Job: Extract each line from the entries below that has the string "Found" in it.

Dataset records
>> START

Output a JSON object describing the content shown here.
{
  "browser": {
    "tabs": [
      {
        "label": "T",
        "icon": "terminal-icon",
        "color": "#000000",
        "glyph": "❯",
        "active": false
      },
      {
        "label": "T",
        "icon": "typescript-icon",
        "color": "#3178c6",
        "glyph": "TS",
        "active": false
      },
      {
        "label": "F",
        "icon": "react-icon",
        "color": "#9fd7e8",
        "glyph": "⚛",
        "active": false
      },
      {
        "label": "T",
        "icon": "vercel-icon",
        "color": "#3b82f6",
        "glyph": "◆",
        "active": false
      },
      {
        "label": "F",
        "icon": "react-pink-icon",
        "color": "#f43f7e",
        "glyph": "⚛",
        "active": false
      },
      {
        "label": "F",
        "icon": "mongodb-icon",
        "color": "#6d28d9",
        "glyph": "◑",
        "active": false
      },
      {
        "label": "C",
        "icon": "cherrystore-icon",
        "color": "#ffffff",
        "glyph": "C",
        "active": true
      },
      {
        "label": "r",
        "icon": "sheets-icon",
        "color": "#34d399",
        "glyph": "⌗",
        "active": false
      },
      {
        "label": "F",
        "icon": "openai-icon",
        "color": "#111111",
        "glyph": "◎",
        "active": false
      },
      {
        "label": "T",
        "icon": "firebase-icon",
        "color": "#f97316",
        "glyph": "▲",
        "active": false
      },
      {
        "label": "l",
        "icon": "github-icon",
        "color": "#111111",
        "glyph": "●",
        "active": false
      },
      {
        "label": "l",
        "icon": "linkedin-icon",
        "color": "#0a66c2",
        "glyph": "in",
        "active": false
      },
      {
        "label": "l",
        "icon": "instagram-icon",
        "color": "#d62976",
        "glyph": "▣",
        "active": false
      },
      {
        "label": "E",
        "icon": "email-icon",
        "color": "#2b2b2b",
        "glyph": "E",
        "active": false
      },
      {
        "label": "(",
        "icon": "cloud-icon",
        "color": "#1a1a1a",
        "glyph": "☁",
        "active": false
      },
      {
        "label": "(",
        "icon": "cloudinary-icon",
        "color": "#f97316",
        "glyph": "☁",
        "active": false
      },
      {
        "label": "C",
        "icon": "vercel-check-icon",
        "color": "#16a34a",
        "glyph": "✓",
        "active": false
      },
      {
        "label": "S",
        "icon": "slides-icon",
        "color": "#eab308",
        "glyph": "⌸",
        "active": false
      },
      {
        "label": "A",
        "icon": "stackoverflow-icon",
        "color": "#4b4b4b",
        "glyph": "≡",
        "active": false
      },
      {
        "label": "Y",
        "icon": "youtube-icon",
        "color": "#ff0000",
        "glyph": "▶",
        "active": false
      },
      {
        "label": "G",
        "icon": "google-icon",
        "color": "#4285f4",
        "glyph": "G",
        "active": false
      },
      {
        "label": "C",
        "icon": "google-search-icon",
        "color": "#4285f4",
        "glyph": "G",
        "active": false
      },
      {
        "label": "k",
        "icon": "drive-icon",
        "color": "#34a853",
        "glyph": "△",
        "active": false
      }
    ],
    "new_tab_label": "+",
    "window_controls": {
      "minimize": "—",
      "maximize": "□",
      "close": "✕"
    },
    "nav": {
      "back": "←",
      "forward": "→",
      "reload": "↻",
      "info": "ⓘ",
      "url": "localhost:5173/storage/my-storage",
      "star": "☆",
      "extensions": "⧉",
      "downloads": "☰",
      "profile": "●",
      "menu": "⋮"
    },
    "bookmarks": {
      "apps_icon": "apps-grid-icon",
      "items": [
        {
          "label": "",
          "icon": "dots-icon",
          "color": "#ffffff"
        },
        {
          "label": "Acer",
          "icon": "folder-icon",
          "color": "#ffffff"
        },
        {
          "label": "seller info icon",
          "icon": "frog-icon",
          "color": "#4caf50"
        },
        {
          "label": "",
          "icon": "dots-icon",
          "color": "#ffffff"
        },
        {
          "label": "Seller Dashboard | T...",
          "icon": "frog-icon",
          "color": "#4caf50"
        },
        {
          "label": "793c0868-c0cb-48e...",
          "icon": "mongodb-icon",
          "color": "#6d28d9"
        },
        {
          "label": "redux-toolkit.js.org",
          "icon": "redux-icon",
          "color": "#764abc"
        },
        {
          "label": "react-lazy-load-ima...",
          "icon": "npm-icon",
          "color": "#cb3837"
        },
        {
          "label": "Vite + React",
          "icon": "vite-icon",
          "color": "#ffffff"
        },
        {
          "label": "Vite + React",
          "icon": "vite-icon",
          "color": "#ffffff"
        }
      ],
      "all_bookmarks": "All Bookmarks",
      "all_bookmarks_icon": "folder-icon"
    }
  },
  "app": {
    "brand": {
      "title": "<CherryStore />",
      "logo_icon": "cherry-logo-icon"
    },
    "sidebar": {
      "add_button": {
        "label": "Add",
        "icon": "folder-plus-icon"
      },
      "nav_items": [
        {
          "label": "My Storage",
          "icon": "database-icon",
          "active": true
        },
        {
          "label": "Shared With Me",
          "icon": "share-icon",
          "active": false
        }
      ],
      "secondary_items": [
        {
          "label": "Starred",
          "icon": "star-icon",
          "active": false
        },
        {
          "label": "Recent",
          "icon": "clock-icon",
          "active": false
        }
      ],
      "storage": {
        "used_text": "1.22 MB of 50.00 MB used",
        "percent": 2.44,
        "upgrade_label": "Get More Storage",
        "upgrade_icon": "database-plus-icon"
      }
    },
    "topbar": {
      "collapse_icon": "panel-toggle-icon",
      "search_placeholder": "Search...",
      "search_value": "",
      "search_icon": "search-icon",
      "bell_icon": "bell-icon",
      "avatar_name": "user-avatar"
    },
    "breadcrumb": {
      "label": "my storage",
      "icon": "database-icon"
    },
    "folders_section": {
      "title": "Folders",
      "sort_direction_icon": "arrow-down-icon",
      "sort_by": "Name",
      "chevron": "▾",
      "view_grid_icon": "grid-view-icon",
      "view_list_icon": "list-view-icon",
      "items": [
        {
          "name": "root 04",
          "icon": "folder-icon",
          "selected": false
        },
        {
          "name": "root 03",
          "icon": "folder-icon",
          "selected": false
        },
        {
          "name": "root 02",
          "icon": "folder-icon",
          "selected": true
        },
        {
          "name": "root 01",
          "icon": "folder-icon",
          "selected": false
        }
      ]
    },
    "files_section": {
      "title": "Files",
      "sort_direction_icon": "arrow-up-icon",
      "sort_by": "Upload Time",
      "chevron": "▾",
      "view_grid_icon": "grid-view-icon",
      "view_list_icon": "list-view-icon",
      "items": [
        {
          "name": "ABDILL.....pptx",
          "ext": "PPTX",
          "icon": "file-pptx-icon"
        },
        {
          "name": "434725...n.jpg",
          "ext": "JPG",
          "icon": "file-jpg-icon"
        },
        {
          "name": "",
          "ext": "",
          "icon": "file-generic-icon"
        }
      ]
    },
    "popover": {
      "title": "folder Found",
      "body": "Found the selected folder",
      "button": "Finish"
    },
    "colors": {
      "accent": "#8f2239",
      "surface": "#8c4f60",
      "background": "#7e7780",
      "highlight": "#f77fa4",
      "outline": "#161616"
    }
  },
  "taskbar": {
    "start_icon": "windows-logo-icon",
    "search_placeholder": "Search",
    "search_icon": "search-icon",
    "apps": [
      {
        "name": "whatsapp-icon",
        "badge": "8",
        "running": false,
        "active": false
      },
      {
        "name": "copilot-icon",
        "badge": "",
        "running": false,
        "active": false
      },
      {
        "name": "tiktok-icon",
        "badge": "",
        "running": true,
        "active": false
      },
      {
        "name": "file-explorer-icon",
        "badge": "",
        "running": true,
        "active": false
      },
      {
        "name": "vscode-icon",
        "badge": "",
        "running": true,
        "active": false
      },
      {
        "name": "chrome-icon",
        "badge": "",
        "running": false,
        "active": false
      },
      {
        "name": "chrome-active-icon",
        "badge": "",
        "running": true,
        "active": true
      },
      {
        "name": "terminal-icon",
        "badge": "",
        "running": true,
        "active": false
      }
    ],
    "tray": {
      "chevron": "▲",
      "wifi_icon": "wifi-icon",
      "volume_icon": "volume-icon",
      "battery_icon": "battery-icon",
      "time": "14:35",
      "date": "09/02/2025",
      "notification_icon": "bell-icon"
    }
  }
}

>> END

Response to this exercise:
      "title": "folder Found",
      "body": "Found the selected folder",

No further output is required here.